_Set exercise 1:_ Please repeat everything in the listing below, from its first line down to the line that contains "phone-label: رقم الهاتف", including both of those lines.
####
More recently he has devised a series of media organisms (memes) which he calls bionic codes. “I am not interested in simulating nature,” Ebon says, “but in incubating bio-technological processes in an actual media culture. I want to grow things in a petri dish of living communications.”

The bionic codes are computer-generated images which he has disseminated in such diverse media as stickers, T-shirts, nightclubs, installations in museums, the internet, and happenings (“web jams”) and an interactive multimedia environment (“the AlulA Dimension”). It is Ebon’s hope that the memes will reproduce themselves, mutating to adapt to different media to create a sort of “virtual morality.”

Ebon prefers “media” to “art” as an umbrella word for a democratic, inclusive sphere of activity. Both the art world and pop culture take art out of its cultural context--the former by focusing in the artistic expression of the individual, the latter by focusing on the desires of the consumer. In both cases art is divorced from its social functions. Ebon wants to find a third way which involves mutual nurturing of whole systems of socio-ecological organisms.
####
_Set exercise 2:_ In the article about Ebon's work, what name does Ebon give to his series of media organisms?

_Data items:_
####
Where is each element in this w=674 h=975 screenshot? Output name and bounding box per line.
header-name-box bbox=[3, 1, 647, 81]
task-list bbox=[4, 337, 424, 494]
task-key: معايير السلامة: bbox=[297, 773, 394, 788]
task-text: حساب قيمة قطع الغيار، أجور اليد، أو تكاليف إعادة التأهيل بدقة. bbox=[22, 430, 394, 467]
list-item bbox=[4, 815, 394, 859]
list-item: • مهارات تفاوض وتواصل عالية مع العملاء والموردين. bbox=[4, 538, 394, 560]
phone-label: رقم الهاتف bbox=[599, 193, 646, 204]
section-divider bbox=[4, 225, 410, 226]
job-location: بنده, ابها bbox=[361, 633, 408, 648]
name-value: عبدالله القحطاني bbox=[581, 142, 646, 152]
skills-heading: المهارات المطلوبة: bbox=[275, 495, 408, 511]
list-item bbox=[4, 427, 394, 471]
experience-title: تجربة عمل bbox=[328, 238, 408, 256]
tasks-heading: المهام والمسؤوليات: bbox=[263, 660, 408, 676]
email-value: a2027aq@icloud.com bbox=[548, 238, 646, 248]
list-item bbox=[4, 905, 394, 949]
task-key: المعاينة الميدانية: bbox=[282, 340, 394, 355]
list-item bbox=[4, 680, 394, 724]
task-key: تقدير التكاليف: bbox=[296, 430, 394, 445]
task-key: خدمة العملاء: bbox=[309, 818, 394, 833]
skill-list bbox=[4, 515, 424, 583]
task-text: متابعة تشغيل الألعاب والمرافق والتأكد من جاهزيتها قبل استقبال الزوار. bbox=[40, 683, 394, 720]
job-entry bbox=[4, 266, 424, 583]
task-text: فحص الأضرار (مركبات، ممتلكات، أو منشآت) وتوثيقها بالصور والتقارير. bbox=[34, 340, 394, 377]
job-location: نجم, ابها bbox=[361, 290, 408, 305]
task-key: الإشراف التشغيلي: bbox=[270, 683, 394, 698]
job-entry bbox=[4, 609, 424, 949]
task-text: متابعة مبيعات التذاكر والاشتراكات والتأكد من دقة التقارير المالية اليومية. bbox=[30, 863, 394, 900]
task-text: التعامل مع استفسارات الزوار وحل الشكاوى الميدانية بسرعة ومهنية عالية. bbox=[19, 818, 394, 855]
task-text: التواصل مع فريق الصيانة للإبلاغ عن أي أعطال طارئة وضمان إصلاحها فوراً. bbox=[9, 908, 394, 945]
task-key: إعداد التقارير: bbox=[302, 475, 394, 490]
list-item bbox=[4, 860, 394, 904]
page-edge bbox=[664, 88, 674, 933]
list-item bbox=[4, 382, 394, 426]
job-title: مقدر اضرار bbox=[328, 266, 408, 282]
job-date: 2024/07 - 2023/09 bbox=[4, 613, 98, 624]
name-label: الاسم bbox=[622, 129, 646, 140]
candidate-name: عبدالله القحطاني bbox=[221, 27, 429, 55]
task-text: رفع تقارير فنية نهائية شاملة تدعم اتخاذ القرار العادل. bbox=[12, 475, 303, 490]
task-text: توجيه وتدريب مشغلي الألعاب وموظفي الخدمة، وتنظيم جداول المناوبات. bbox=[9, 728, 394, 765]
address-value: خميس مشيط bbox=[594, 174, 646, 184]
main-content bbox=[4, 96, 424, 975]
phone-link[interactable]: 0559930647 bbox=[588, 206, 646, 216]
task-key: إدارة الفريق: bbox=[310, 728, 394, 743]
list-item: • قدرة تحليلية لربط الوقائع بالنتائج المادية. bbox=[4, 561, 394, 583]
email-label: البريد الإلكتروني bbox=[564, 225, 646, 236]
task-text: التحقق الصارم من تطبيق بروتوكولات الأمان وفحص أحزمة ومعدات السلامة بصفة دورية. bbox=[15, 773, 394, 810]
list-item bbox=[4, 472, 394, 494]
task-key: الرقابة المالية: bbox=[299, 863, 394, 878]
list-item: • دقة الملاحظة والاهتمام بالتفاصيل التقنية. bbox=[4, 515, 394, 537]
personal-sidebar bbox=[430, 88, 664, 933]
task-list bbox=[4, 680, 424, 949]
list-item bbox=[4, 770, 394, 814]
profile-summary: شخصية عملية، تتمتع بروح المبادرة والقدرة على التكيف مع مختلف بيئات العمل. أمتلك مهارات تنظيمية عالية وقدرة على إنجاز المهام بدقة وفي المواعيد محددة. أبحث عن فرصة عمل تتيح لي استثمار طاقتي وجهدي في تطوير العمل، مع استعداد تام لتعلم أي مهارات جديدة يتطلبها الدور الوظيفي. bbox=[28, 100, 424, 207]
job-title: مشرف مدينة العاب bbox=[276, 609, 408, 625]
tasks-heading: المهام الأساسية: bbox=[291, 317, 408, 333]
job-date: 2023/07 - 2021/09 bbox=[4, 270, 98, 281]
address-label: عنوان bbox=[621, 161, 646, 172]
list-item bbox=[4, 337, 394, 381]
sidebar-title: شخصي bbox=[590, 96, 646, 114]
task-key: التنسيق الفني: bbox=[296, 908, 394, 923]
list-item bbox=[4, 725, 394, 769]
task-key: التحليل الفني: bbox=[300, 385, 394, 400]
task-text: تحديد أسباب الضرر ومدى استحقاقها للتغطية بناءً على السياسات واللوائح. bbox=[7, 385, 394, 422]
####
_Problem solution 1:_
Where is each element in this w=674 h=975 screenshot? Output name and bounding box per line.
header-name-box bbox=[3, 1, 647, 81]
task-list bbox=[4, 337, 424, 494]
task-key: معايير السلامة: bbox=[297, 773, 394, 788]
task-text: حساب قيمة قطع الغيار، أجور اليد، أو تكاليف إعادة التأهيل بدقة. bbox=[22, 430, 394, 467]
list-item bbox=[4, 815, 394, 859]
list-item: • مهارات تفاوض وتواصل عالية مع العملاء والموردين. bbox=[4, 538, 394, 560]
phone-label: رقم الهاتف bbox=[599, 193, 646, 204]

_Problem solution 2:_ He calls them bionic codes.